● Work to complete
Reproduce each of the following lines exactly as it appears, keeping the same order.

<<<<

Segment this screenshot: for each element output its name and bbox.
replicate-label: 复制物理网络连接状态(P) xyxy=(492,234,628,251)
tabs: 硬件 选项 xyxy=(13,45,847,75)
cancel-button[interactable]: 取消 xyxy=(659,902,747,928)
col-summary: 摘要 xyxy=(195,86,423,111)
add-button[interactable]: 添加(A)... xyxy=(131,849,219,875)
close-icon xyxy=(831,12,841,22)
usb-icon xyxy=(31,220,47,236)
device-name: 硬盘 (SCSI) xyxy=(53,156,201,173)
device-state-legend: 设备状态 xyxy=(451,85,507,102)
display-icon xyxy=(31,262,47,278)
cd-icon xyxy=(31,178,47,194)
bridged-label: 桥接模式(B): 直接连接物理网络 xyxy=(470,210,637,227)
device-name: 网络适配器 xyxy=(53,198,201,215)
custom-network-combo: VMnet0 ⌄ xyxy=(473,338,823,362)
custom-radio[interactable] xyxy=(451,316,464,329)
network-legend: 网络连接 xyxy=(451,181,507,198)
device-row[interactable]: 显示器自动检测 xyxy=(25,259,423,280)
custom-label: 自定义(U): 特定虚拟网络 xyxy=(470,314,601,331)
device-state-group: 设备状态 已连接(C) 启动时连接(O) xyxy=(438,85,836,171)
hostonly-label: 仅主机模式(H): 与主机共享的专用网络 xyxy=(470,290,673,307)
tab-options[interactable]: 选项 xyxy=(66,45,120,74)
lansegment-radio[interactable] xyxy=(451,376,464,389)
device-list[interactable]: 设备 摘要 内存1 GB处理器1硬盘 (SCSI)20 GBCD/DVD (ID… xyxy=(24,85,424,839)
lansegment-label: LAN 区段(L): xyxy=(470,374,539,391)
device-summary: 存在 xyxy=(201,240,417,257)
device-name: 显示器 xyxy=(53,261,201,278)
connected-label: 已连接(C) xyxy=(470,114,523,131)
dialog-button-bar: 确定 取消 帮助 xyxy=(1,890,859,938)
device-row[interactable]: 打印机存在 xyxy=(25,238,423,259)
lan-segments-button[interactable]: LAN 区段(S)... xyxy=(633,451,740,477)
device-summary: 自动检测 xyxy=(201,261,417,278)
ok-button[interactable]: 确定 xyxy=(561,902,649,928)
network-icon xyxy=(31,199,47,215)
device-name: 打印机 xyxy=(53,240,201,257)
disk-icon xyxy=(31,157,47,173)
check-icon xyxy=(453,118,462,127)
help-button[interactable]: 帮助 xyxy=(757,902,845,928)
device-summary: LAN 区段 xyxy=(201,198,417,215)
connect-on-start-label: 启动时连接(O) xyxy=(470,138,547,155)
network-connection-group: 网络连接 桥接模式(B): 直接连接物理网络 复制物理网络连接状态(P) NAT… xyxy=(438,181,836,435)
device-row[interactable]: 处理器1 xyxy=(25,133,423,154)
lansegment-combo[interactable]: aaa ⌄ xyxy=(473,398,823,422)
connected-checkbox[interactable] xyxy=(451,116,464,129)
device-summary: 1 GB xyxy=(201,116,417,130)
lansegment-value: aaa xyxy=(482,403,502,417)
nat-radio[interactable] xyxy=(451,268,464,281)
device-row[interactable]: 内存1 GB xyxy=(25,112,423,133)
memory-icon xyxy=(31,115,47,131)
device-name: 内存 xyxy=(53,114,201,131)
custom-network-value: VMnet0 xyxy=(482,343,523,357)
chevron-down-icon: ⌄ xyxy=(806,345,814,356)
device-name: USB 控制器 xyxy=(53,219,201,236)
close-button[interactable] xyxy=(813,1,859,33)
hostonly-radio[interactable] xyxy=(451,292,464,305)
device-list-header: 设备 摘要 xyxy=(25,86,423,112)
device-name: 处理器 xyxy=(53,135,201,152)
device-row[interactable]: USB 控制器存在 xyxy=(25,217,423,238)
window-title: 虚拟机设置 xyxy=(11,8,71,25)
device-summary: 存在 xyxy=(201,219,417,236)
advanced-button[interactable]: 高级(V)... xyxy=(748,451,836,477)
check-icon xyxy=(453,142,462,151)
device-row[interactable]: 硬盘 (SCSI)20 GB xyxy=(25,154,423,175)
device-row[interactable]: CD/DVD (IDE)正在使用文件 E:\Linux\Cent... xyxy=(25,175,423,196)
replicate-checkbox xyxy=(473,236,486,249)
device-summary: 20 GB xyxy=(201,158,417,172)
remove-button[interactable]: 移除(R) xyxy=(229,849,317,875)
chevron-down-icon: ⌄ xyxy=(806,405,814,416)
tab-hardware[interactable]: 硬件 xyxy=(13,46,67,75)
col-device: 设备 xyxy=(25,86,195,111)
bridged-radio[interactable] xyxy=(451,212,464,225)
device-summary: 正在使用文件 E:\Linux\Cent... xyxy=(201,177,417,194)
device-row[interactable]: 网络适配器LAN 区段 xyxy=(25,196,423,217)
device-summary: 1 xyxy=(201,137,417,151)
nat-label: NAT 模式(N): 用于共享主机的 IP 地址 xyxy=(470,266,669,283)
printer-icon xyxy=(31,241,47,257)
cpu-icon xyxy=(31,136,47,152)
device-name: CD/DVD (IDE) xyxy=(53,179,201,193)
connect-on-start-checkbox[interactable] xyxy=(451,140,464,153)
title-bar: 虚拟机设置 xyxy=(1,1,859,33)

>>>>

● Written answer
Segment this screenshot: for each element output its name and bbox.
replicate-label: 复制物理网络连接状态(P) xyxy=(492,234,628,251)
tabs: 硬件 选项 xyxy=(13,45,847,75)
cancel-button[interactable]: 取消 xyxy=(659,902,747,928)
col-summary: 摘要 xyxy=(195,86,423,111)
add-button[interactable]: 添加(A)... xyxy=(131,849,219,875)
close-icon xyxy=(831,12,841,22)
usb-icon xyxy=(31,220,47,236)
device-name: 硬盘 (SCSI) xyxy=(53,156,201,173)
device-state-legend: 设备状态 xyxy=(451,85,507,102)
display-icon xyxy=(31,262,47,278)
cd-icon xyxy=(31,178,47,194)
bridged-label: 桥接模式(B): 直接连接物理网络 xyxy=(470,210,637,227)
device-name: 网络适配器 xyxy=(53,198,201,215)
custom-network-combo: VMnet0 ⌄ xyxy=(473,338,823,362)
custom-radio[interactable] xyxy=(451,316,464,329)
network-legend: 网络连接 xyxy=(451,181,507,198)
device-row[interactable]: 显示器自动检测 xyxy=(25,259,423,280)
custom-label: 自定义(U): 特定虚拟网络 xyxy=(470,314,601,331)
device-state-group: 设备状态 已连接(C) 启动时连接(O) xyxy=(438,85,836,171)
hostonly-label: 仅主机模式(H): 与主机共享的专用网络 xyxy=(470,290,673,307)
tab-options[interactable]: 选项 xyxy=(66,45,120,74)
lansegment-radio[interactable] xyxy=(451,376,464,389)
device-list[interactable]: 设备 摘要 内存1 GB处理器1硬盘 (SCSI)20 GBCD/DVD (ID… xyxy=(24,85,424,839)
lansegment-label: LAN 区段(L): xyxy=(470,374,539,391)
device-summary: 存在 xyxy=(201,240,417,257)
device-name: 显示器 xyxy=(53,261,201,278)
connected-label: 已连接(C) xyxy=(470,114,523,131)
dialog-button-bar: 确定 取消 帮助 xyxy=(1,890,859,938)
device-row[interactable]: 打印机存在 xyxy=(25,238,423,259)
lan-segments-button[interactable]: LAN 区段(S)... xyxy=(633,451,740,477)
device-summary: 自动检测 xyxy=(201,261,417,278)
ok-button[interactable]: 确定 xyxy=(561,902,649,928)
network-icon xyxy=(31,199,47,215)
device-name: 打印机 xyxy=(53,240,201,257)
disk-icon xyxy=(31,157,47,173)
check-icon xyxy=(453,118,462,127)
help-button[interactable]: 帮助 xyxy=(757,902,845,928)
device-summary: LAN 区段 xyxy=(201,198,417,215)
connect-on-start-label: 启动时连接(O) xyxy=(470,138,547,155)
network-connection-group: 网络连接 桥接模式(B): 直接连接物理网络 复制物理网络连接状态(P) NAT… xyxy=(438,181,836,435)
device-row[interactable]: 处理器1 xyxy=(25,133,423,154)
lansegment-combo[interactable]: aaa ⌄ xyxy=(473,398,823,422)
connected-checkbox[interactable] xyxy=(451,116,464,129)
device-summary: 1 GB xyxy=(201,116,417,130)
lansegment-value: aaa xyxy=(482,403,502,417)
nat-radio[interactable] xyxy=(451,268,464,281)
device-row[interactable]: 内存1 GB xyxy=(25,112,423,133)
memory-icon xyxy=(31,115,47,131)
device-name: 内存 xyxy=(53,114,201,131)
custom-network-value: VMnet0 xyxy=(482,343,523,357)
chevron-down-icon: ⌄ xyxy=(806,345,814,356)
device-name: USB 控制器 xyxy=(53,219,201,236)
close-button[interactable] xyxy=(813,1,859,33)
hostonly-radio[interactable] xyxy=(451,292,464,305)
device-list-header: 设备 摘要 xyxy=(25,86,423,112)
device-name: 处理器 xyxy=(53,135,201,152)
device-row[interactable]: USB 控制器存在 xyxy=(25,217,423,238)
window-title: 虚拟机设置 xyxy=(11,8,71,25)
device-summary: 存在 xyxy=(201,219,417,236)
advanced-button[interactable]: 高级(V)... xyxy=(748,451,836,477)
check-icon xyxy=(453,142,462,151)
device-row[interactable]: 硬盘 (SCSI)20 GB xyxy=(25,154,423,175)
device-row[interactable]: CD/DVD (IDE)正在使用文件 E:\Linux\Cent... xyxy=(25,175,423,196)
replicate-checkbox xyxy=(473,236,486,249)
device-summary: 20 GB xyxy=(201,158,417,172)
remove-button[interactable]: 移除(R) xyxy=(229,849,317,875)
chevron-down-icon: ⌄ xyxy=(806,405,814,416)
tab-hardware[interactable]: 硬件 xyxy=(13,46,67,75)
col-device: 设备 xyxy=(25,86,195,111)
bridged-radio[interactable] xyxy=(451,212,464,225)
device-summary: 正在使用文件 E:\Linux\Cent... xyxy=(201,177,417,194)
device-row[interactable]: 网络适配器LAN 区段 xyxy=(25,196,423,217)
device-summary: 1 xyxy=(201,137,417,151)
nat-label: NAT 模式(N): 用于共享主机的 IP 地址 xyxy=(470,266,669,283)
printer-icon xyxy=(31,241,47,257)
cpu-icon xyxy=(31,136,47,152)
device-name: CD/DVD (IDE) xyxy=(53,179,201,193)
connect-on-start-checkbox[interactable] xyxy=(451,140,464,153)
title-bar: 虚拟机设置 xyxy=(1,1,859,33)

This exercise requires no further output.